:: RECORDS FOR PROCESSING ::

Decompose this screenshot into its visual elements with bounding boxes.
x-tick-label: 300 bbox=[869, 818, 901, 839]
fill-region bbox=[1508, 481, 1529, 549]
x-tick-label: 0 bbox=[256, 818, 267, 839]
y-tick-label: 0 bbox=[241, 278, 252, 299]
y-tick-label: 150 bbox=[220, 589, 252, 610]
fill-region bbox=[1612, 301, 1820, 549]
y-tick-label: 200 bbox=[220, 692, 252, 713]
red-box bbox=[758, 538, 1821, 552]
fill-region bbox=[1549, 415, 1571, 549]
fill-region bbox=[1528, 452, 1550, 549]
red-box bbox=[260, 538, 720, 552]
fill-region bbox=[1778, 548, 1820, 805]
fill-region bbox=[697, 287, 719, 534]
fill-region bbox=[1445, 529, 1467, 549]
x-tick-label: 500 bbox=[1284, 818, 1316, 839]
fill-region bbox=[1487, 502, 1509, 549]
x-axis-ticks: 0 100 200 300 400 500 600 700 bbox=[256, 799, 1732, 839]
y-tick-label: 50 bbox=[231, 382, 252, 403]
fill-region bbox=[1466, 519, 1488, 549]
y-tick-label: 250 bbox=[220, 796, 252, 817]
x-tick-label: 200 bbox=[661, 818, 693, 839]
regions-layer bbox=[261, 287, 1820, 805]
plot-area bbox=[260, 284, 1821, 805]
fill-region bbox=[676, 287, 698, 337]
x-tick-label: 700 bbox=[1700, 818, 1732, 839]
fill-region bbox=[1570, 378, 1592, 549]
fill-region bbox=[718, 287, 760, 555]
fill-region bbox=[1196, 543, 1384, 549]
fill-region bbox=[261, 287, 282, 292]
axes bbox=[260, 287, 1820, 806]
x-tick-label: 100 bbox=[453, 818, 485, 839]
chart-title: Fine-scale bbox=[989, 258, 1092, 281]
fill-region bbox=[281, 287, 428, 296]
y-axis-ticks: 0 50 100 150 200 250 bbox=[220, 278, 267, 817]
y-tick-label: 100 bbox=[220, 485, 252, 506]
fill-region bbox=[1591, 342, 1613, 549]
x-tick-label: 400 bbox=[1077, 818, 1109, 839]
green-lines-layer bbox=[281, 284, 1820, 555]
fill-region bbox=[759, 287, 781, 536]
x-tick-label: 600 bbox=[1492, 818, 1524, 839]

:::

● **WHAT THE TASK REQUIRES**
Rewrite the material from its first line through the line containing "x-tick-label: 400 bbox=[1077, 818, 1109, 839]", inclusive, changing every "red-box" to "outline-box" and leaving everything else as it is.

● **RESPONSE BELOW**
Decompose this screenshot into its visual elements with bounding boxes.
x-tick-label: 300 bbox=[869, 818, 901, 839]
fill-region bbox=[1508, 481, 1529, 549]
x-tick-label: 0 bbox=[256, 818, 267, 839]
y-tick-label: 0 bbox=[241, 278, 252, 299]
y-tick-label: 150 bbox=[220, 589, 252, 610]
fill-region bbox=[1612, 301, 1820, 549]
y-tick-label: 200 bbox=[220, 692, 252, 713]
outline-box bbox=[758, 538, 1821, 552]
fill-region bbox=[1549, 415, 1571, 549]
fill-region bbox=[1528, 452, 1550, 549]
outline-box bbox=[260, 538, 720, 552]
fill-region bbox=[1778, 548, 1820, 805]
fill-region bbox=[697, 287, 719, 534]
fill-region bbox=[1445, 529, 1467, 549]
x-tick-label: 500 bbox=[1284, 818, 1316, 839]
fill-region bbox=[1487, 502, 1509, 549]
x-axis-ticks: 0 100 200 300 400 500 600 700 bbox=[256, 799, 1732, 839]
y-tick-label: 50 bbox=[231, 382, 252, 403]
fill-region bbox=[1466, 519, 1488, 549]
y-tick-label: 250 bbox=[220, 796, 252, 817]
x-tick-label: 200 bbox=[661, 818, 693, 839]
regions-layer bbox=[261, 287, 1820, 805]
plot-area bbox=[260, 284, 1821, 805]
fill-region bbox=[676, 287, 698, 337]
x-tick-label: 700 bbox=[1700, 818, 1732, 839]
fill-region bbox=[1570, 378, 1592, 549]
fill-region bbox=[718, 287, 760, 555]
fill-region bbox=[1196, 543, 1384, 549]
fill-region bbox=[261, 287, 282, 292]
axes bbox=[260, 287, 1820, 806]
x-tick-label: 100 bbox=[453, 818, 485, 839]
chart-title: Fine-scale bbox=[989, 258, 1092, 281]
fill-region bbox=[281, 287, 428, 296]
y-axis-ticks: 0 50 100 150 200 250 bbox=[220, 278, 267, 817]
y-tick-label: 100 bbox=[220, 485, 252, 506]
fill-region bbox=[1591, 342, 1613, 549]
x-tick-label: 400 bbox=[1077, 818, 1109, 839]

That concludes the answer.